▶ _Exercise brief_
Give only the number of lines in these records that contain the word "sums".

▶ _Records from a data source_
____

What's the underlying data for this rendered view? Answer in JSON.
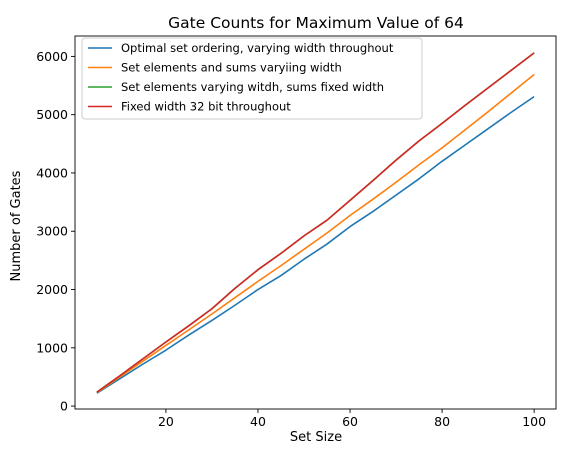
{
  "chart_data": {
    "type": "line",
    "title": "Gate Counts for Maximum Value of 64",
    "xlabel": "Set Size",
    "ylabel": "Number of Gates",
    "xlim": [
      0.25,
      104.75
    ],
    "ylim": [
      -50,
      6350
    ],
    "xticks": [
      20,
      40,
      60,
      80,
      100
    ],
    "yticks": [
      0,
      1000,
      2000,
      3000,
      4000,
      5000,
      6000
    ],
    "grid": false,
    "legend_position": "top-left",
    "x": [
      5,
      10,
      15,
      20,
      25,
      30,
      35,
      40,
      45,
      50,
      55,
      60,
      65,
      70,
      75,
      80,
      85,
      90,
      95,
      100
    ],
    "series": [
      {
        "name": "Optimal set ordering, varying width throughout",
        "color": "#1f77b4",
        "values": [
          220,
          470,
          720,
          960,
          1220,
          1470,
          1730,
          2000,
          2240,
          2520,
          2780,
          3080,
          3340,
          3620,
          3900,
          4200,
          4480,
          4760,
          5040,
          5310
        ]
      },
      {
        "name": "Set elements and sums varyiing width",
        "color": "#ff7f0e",
        "values": [
          230,
          500,
          770,
          1040,
          1310,
          1580,
          1860,
          2140,
          2410,
          2690,
          2970,
          3270,
          3550,
          3840,
          4140,
          4430,
          4740,
          5050,
          5370,
          5690
        ]
      },
      {
        "name": "Set elements varying witdh, sums fixed width",
        "color": "#2ca02c",
        "values": [
          240,
          520,
          810,
          1100,
          1380,
          1670,
          2020,
          2340,
          2620,
          2920,
          3190,
          3530,
          3870,
          4220,
          4550,
          4850,
          5160,
          5460,
          5760,
          6060
        ]
      },
      {
        "name": "Fixed width 32 bit throughout",
        "color": "#d62728",
        "values": [
          240,
          520,
          810,
          1100,
          1380,
          1670,
          2020,
          2340,
          2620,
          2920,
          3190,
          3530,
          3870,
          4220,
          4550,
          4850,
          5160,
          5460,
          5760,
          6060
        ]
      }
    ]
  }
}
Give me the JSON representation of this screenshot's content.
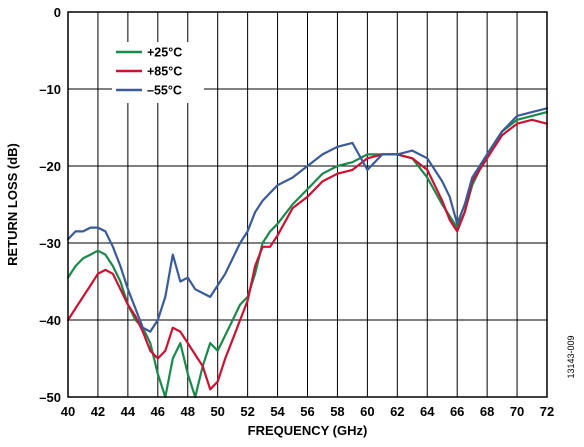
{
  "chart_data": {
    "type": "line",
    "xlabel": "FREQUENCY (GHz)",
    "ylabel": "RETURN LOSS (dB)",
    "xlim": [
      40,
      72
    ],
    "ylim": [
      -50,
      0
    ],
    "x_ticks": [
      "40",
      "42",
      "44",
      "46",
      "48",
      "50",
      "52",
      "54",
      "56",
      "58",
      "60",
      "62",
      "64",
      "66",
      "68",
      "70",
      "72"
    ],
    "y_ticks": [
      "0",
      "–10",
      "–20",
      "–30",
      "–40",
      "–50"
    ],
    "grid": true,
    "legend_position": "top-left",
    "figure_id": "13143-009",
    "series": [
      {
        "name": "+25°C",
        "color": "#1a8a4a",
        "points": [
          [
            40,
            -34.5
          ],
          [
            40.5,
            -33
          ],
          [
            41,
            -32
          ],
          [
            41.5,
            -31.5
          ],
          [
            42,
            -31
          ],
          [
            42.5,
            -31.5
          ],
          [
            43,
            -33
          ],
          [
            43.5,
            -35
          ],
          [
            44,
            -38
          ],
          [
            44.5,
            -40
          ],
          [
            45,
            -41
          ],
          [
            45.5,
            -43
          ],
          [
            46,
            -47
          ],
          [
            46.5,
            -50
          ],
          [
            47,
            -45
          ],
          [
            47.5,
            -43
          ],
          [
            48,
            -47
          ],
          [
            48.5,
            -50
          ],
          [
            49,
            -46
          ],
          [
            49.5,
            -43
          ],
          [
            50,
            -44
          ],
          [
            50.5,
            -42
          ],
          [
            51,
            -40
          ],
          [
            51.5,
            -38
          ],
          [
            52,
            -37
          ],
          [
            52.5,
            -34
          ],
          [
            53,
            -30
          ],
          [
            53.5,
            -28.5
          ],
          [
            54,
            -27.5
          ],
          [
            55,
            -25
          ],
          [
            56,
            -23
          ],
          [
            57,
            -21
          ],
          [
            58,
            -20
          ],
          [
            59,
            -19.5
          ],
          [
            60,
            -18.5
          ],
          [
            61,
            -18.5
          ],
          [
            62,
            -18.5
          ],
          [
            63,
            -19
          ],
          [
            64,
            -21.5
          ],
          [
            65,
            -25
          ],
          [
            65.5,
            -26.5
          ],
          [
            66,
            -28
          ],
          [
            66.5,
            -26
          ],
          [
            67,
            -22.5
          ],
          [
            68,
            -18.5
          ],
          [
            69,
            -15.5
          ],
          [
            70,
            -14
          ],
          [
            71,
            -13.5
          ],
          [
            72,
            -13
          ]
        ]
      },
      {
        "name": "+85°C",
        "color": "#cc1133",
        "points": [
          [
            40,
            -40
          ],
          [
            40.5,
            -38.5
          ],
          [
            41,
            -37
          ],
          [
            41.5,
            -35.5
          ],
          [
            42,
            -34
          ],
          [
            42.5,
            -33.5
          ],
          [
            43,
            -34
          ],
          [
            43.5,
            -36
          ],
          [
            44,
            -38
          ],
          [
            44.5,
            -39.5
          ],
          [
            45,
            -41.5
          ],
          [
            45.5,
            -44
          ],
          [
            46,
            -45
          ],
          [
            46.5,
            -44
          ],
          [
            47,
            -41
          ],
          [
            47.5,
            -41.5
          ],
          [
            48,
            -43
          ],
          [
            48.5,
            -44.5
          ],
          [
            49,
            -46
          ],
          [
            49.5,
            -49
          ],
          [
            50,
            -48
          ],
          [
            50.5,
            -45
          ],
          [
            51,
            -42.5
          ],
          [
            51.5,
            -40
          ],
          [
            52,
            -37.5
          ],
          [
            52.5,
            -33
          ],
          [
            53,
            -30.5
          ],
          [
            53.5,
            -30.5
          ],
          [
            54,
            -29
          ],
          [
            55,
            -25.5
          ],
          [
            56,
            -24
          ],
          [
            57,
            -22
          ],
          [
            58,
            -21
          ],
          [
            59,
            -20.5
          ],
          [
            60,
            -19
          ],
          [
            61,
            -18.5
          ],
          [
            62,
            -18.5
          ],
          [
            63,
            -19
          ],
          [
            64,
            -20.5
          ],
          [
            65,
            -24.5
          ],
          [
            65.5,
            -27
          ],
          [
            66,
            -28.5
          ],
          [
            66.5,
            -26
          ],
          [
            67,
            -22
          ],
          [
            68,
            -19
          ],
          [
            69,
            -16
          ],
          [
            70,
            -14.5
          ],
          [
            71,
            -14
          ],
          [
            72,
            -14.5
          ]
        ]
      },
      {
        "name": "–55°C",
        "color": "#3a5a9a",
        "points": [
          [
            40,
            -29.5
          ],
          [
            40.5,
            -28.5
          ],
          [
            41,
            -28.5
          ],
          [
            41.5,
            -28
          ],
          [
            42,
            -28
          ],
          [
            42.5,
            -28.5
          ],
          [
            43,
            -30.5
          ],
          [
            43.5,
            -33
          ],
          [
            44,
            -36
          ],
          [
            44.5,
            -38.5
          ],
          [
            45,
            -41
          ],
          [
            45.5,
            -41.5
          ],
          [
            46,
            -40
          ],
          [
            46.5,
            -37
          ],
          [
            47,
            -31.5
          ],
          [
            47.5,
            -35
          ],
          [
            48,
            -34.5
          ],
          [
            48.5,
            -36
          ],
          [
            49,
            -36.5
          ],
          [
            49.5,
            -37
          ],
          [
            50,
            -35.5
          ],
          [
            50.5,
            -34
          ],
          [
            51,
            -32
          ],
          [
            51.5,
            -30
          ],
          [
            52,
            -28.5
          ],
          [
            52.5,
            -26
          ],
          [
            53,
            -24.5
          ],
          [
            53.5,
            -23.5
          ],
          [
            54,
            -22.5
          ],
          [
            55,
            -21.5
          ],
          [
            56,
            -20
          ],
          [
            57,
            -18.5
          ],
          [
            58,
            -17.5
          ],
          [
            59,
            -17
          ],
          [
            60,
            -20.5
          ],
          [
            61,
            -18.5
          ],
          [
            62,
            -18.5
          ],
          [
            63,
            -18
          ],
          [
            64,
            -19
          ],
          [
            65,
            -22
          ],
          [
            65.5,
            -24
          ],
          [
            66,
            -27.5
          ],
          [
            66.5,
            -25
          ],
          [
            67,
            -21.5
          ],
          [
            68,
            -18.5
          ],
          [
            69,
            -15.5
          ],
          [
            70,
            -13.5
          ],
          [
            71,
            -13
          ],
          [
            72,
            -12.5
          ]
        ]
      }
    ]
  }
}
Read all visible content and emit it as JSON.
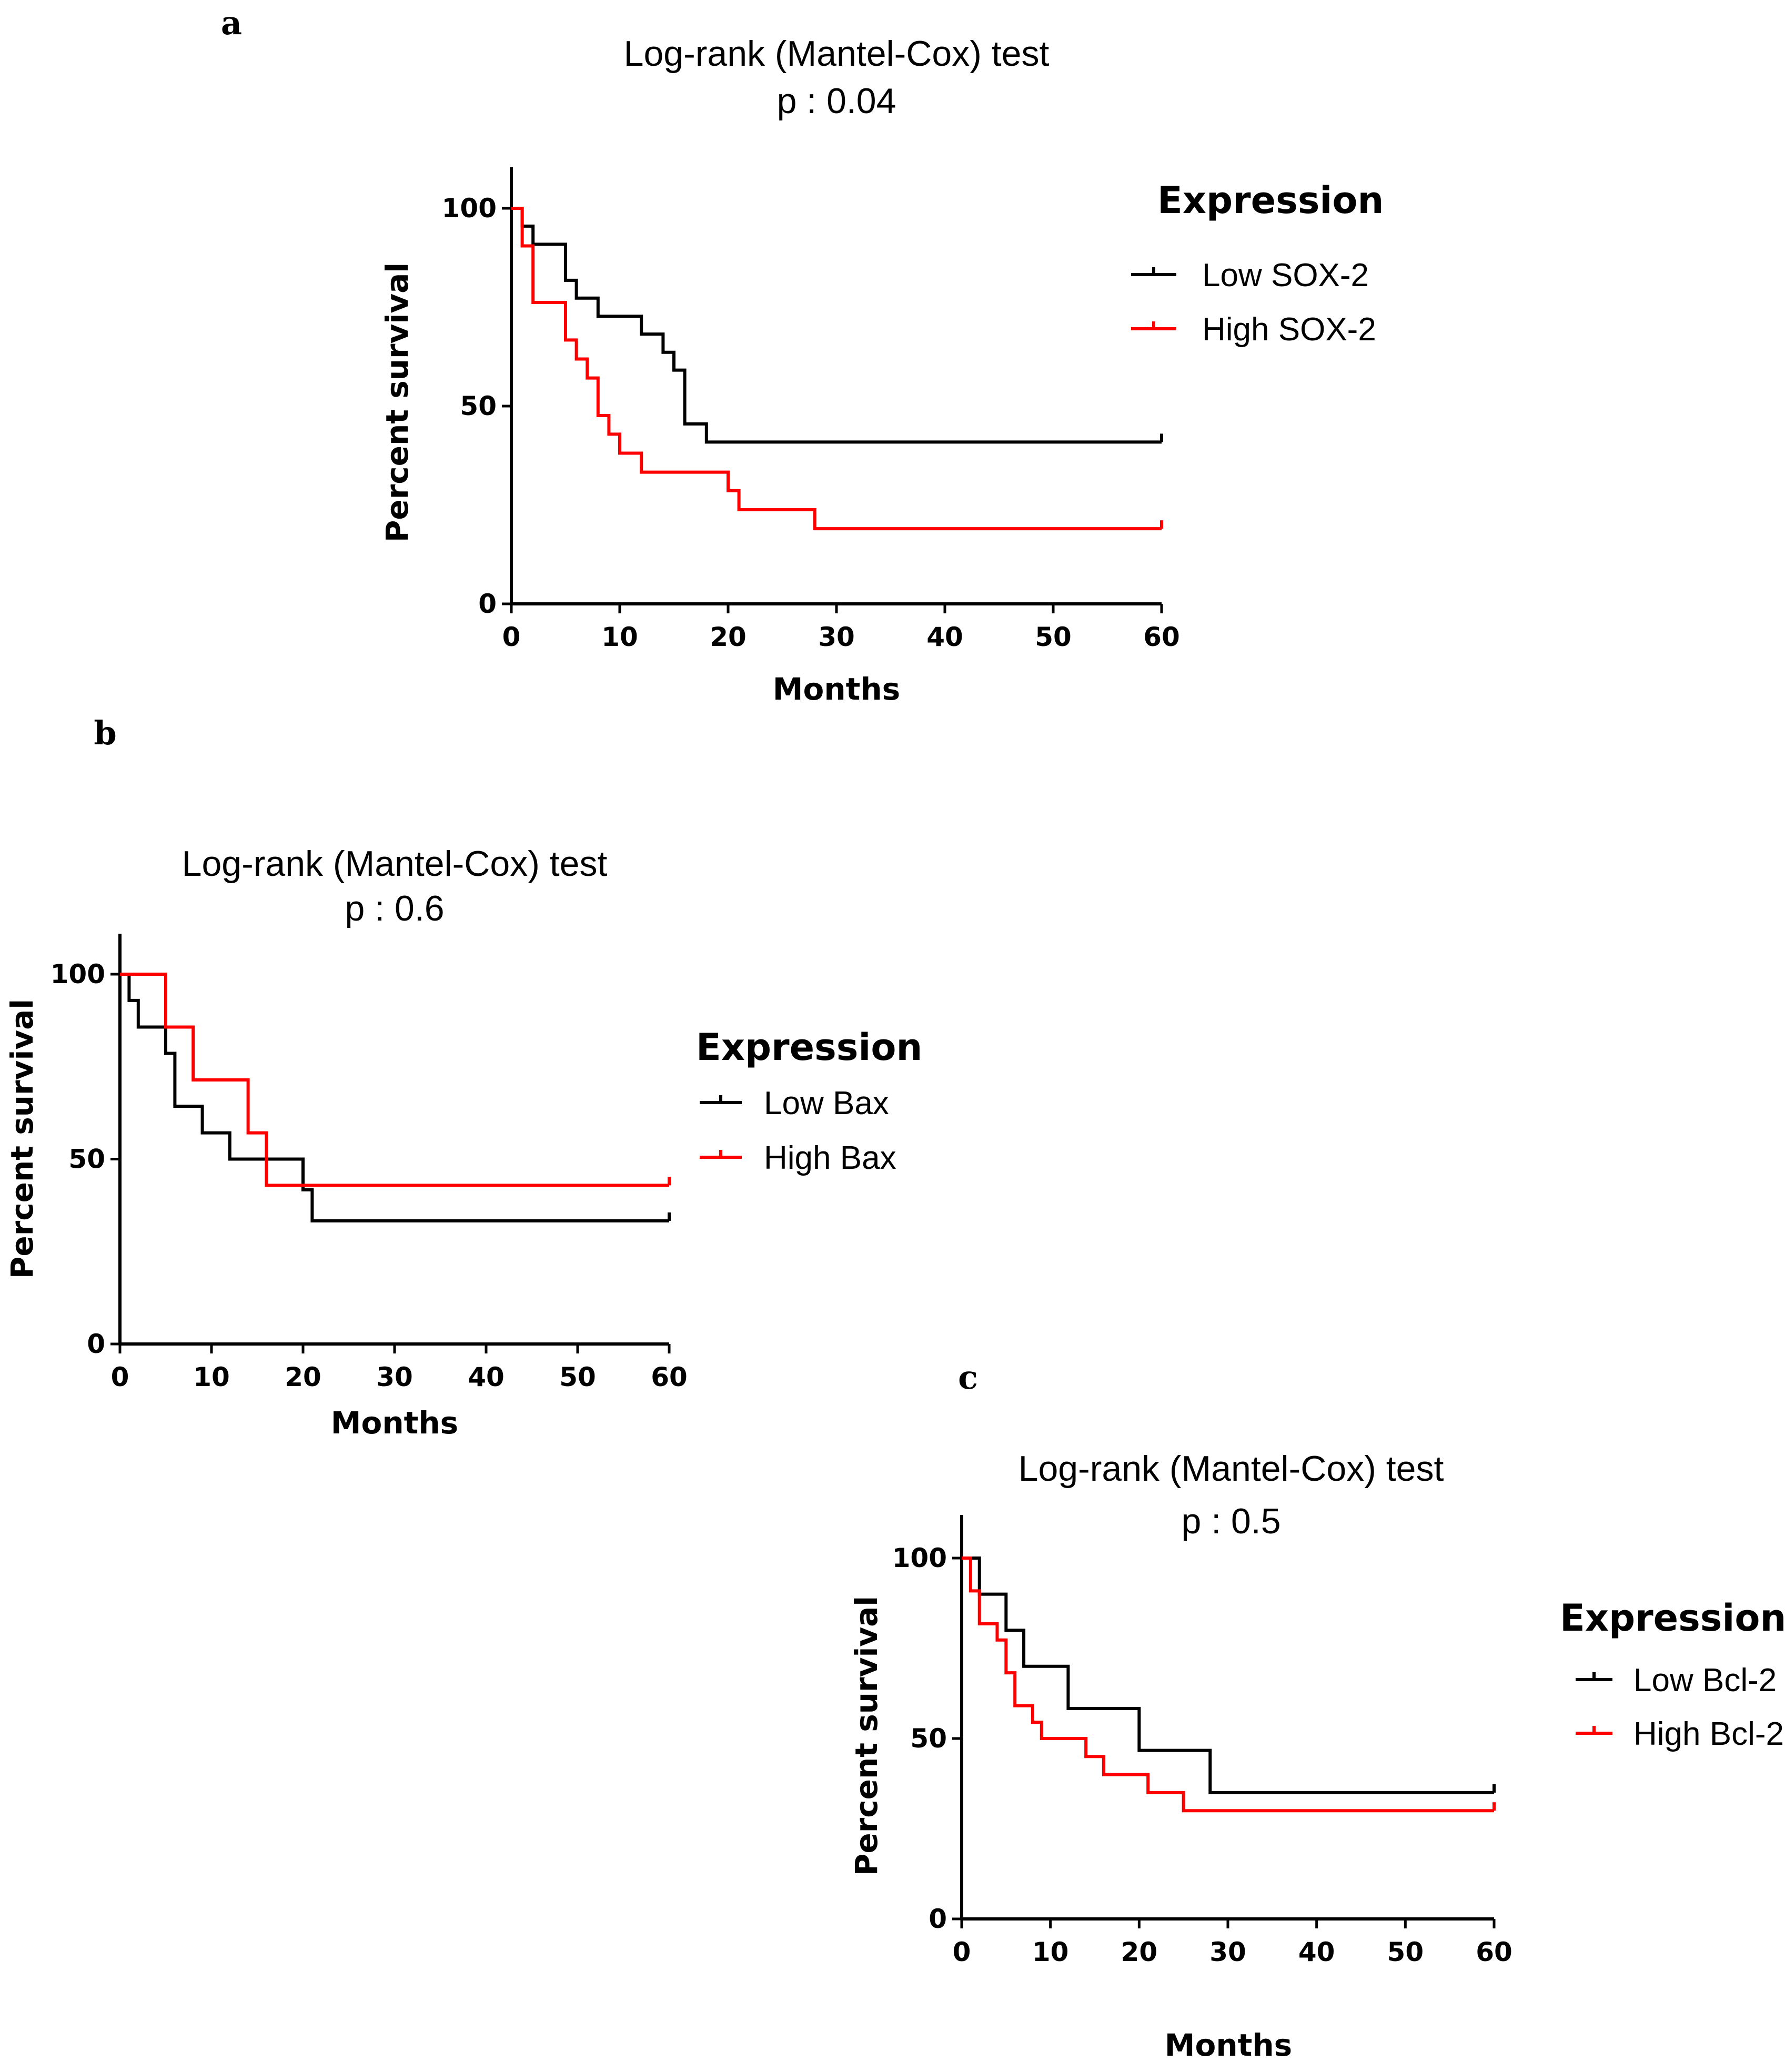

____

▶ _Correct output_
2